** Task data **
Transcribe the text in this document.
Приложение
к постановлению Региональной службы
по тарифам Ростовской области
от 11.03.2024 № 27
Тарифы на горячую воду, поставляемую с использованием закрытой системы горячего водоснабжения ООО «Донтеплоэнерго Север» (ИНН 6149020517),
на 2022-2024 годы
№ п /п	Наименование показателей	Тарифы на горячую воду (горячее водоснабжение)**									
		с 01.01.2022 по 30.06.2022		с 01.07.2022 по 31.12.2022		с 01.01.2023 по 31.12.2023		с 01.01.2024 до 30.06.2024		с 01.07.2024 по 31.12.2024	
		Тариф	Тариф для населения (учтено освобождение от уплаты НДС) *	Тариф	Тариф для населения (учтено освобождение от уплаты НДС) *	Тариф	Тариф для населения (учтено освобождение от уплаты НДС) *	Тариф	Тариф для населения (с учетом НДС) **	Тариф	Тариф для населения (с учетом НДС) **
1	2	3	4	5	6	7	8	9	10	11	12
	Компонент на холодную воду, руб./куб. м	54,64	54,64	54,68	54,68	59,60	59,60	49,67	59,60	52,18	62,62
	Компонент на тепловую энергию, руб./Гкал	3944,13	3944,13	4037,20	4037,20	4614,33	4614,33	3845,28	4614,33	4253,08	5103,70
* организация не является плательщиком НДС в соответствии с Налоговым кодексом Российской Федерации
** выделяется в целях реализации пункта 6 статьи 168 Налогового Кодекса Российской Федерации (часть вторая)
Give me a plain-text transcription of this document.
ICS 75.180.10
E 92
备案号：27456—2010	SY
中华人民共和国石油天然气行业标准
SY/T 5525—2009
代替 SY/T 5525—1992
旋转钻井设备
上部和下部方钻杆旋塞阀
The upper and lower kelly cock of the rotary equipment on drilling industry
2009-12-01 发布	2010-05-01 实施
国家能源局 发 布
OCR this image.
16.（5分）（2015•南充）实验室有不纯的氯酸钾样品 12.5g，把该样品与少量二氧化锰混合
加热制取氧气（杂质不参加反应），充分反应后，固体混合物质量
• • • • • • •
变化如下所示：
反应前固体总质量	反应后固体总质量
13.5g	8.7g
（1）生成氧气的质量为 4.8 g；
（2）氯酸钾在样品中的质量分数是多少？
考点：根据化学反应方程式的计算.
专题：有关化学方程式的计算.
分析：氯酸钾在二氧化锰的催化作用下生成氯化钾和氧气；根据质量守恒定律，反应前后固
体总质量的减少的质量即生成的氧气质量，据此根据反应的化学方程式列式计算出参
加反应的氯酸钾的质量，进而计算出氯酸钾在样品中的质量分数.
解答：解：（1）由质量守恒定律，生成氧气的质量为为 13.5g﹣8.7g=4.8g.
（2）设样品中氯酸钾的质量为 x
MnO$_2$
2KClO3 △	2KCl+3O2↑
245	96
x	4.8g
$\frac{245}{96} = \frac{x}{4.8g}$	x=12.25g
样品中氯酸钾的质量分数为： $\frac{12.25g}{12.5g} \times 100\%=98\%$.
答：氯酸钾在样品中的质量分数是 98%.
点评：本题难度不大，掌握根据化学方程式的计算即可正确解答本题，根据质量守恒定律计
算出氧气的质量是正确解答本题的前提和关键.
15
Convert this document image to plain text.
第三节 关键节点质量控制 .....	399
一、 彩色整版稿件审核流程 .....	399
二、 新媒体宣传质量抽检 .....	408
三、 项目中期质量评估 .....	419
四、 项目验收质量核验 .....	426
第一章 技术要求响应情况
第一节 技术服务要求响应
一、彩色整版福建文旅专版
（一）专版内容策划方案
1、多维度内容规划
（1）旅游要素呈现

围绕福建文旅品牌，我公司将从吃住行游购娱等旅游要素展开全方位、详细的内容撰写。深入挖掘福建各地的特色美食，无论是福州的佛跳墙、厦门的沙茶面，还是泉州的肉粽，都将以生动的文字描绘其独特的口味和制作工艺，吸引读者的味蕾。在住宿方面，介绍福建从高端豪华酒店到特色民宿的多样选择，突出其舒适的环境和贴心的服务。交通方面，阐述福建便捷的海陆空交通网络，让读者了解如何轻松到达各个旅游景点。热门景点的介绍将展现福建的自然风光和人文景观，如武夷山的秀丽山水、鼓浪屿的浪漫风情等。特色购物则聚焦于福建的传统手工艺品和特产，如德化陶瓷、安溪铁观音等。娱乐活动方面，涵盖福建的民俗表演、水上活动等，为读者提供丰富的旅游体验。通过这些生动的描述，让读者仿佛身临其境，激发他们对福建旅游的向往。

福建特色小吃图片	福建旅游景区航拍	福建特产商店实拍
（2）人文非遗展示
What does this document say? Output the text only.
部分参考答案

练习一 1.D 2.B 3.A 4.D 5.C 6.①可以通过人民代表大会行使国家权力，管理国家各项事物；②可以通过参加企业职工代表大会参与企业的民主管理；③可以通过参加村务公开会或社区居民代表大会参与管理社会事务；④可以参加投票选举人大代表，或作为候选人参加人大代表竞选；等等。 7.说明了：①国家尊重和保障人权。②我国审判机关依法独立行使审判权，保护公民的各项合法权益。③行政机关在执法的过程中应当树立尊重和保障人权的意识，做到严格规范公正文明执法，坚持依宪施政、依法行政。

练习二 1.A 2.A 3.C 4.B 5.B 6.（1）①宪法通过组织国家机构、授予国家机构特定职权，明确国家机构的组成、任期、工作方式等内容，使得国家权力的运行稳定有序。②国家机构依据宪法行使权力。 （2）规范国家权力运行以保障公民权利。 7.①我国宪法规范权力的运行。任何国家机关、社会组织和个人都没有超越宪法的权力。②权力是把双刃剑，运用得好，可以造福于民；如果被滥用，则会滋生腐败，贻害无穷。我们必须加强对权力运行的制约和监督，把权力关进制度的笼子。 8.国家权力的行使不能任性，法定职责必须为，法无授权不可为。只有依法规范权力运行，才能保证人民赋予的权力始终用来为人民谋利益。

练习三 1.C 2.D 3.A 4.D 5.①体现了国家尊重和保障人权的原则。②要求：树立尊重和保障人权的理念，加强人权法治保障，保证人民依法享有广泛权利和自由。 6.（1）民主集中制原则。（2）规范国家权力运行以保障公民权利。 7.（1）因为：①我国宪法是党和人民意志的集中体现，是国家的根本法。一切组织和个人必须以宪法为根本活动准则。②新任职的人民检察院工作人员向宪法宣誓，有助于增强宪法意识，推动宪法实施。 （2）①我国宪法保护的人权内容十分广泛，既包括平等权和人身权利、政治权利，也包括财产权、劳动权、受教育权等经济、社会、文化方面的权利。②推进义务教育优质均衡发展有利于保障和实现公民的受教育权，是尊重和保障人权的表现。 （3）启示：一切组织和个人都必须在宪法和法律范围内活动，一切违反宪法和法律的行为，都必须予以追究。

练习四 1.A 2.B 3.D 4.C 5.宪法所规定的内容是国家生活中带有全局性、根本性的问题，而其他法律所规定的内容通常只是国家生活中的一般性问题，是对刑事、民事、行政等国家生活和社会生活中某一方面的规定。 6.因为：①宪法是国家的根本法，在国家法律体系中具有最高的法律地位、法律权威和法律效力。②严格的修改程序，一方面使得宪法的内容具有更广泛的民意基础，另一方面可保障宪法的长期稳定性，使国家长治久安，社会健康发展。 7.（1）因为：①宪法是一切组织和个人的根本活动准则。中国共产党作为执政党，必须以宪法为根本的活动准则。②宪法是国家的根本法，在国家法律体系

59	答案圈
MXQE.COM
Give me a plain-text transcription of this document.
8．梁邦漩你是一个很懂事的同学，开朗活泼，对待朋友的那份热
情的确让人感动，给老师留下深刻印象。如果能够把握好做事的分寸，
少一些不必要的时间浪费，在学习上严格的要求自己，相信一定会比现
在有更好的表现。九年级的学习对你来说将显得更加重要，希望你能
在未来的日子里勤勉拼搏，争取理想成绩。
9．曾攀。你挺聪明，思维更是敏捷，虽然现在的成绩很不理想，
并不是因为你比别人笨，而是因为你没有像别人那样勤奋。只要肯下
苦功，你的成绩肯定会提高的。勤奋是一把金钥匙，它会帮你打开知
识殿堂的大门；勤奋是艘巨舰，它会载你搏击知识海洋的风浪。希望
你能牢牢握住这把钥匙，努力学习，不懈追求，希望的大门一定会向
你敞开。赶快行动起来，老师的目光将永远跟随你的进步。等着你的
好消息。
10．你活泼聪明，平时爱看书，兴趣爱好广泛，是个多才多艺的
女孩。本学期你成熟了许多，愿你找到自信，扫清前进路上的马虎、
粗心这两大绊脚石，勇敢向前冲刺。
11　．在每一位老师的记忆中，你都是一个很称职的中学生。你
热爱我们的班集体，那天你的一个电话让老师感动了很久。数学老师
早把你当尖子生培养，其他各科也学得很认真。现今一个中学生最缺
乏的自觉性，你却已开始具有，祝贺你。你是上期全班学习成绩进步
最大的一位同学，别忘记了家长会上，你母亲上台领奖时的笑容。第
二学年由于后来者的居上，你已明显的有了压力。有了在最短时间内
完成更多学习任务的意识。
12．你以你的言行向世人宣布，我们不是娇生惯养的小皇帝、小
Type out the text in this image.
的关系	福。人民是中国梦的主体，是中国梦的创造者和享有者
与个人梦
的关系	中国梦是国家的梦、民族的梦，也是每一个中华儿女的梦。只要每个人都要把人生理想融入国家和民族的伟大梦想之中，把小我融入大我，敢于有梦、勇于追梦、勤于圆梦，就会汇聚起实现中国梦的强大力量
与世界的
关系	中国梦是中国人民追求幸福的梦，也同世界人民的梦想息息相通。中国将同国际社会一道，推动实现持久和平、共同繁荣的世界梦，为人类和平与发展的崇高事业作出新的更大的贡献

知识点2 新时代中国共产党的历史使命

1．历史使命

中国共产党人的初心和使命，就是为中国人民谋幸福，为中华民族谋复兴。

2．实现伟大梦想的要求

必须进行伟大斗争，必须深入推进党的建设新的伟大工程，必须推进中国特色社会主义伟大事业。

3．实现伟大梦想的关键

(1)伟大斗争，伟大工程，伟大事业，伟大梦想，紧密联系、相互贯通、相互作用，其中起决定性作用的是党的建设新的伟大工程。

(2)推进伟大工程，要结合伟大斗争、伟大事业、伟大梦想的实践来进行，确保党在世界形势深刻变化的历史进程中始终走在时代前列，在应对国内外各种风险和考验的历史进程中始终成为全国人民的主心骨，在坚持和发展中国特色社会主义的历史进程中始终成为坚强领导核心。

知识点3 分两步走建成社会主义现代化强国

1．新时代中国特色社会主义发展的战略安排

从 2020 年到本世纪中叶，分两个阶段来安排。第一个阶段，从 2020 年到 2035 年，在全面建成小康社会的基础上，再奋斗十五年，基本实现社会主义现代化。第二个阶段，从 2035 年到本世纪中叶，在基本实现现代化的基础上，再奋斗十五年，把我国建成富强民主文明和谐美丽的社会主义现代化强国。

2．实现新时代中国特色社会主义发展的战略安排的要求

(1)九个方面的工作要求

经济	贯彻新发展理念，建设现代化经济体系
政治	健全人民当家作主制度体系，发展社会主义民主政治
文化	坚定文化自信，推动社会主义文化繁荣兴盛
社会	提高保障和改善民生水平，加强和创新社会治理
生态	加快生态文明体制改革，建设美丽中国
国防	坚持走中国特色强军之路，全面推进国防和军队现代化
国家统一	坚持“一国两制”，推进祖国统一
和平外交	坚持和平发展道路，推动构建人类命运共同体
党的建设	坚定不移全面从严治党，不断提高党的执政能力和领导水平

** What needs to be done **
Find "Тарифы". Copy every line it occurs in.

** Complete answer **
Тарифы на горячую воду, поставляемую с использованием закрытой системы горячего водоснабжения ООО «Донтеплоэнерго Север» (ИНН 6149020517),
№ п /п	Наименование показателей	Тарифы на горячую воду (горячее водоснабжение)**									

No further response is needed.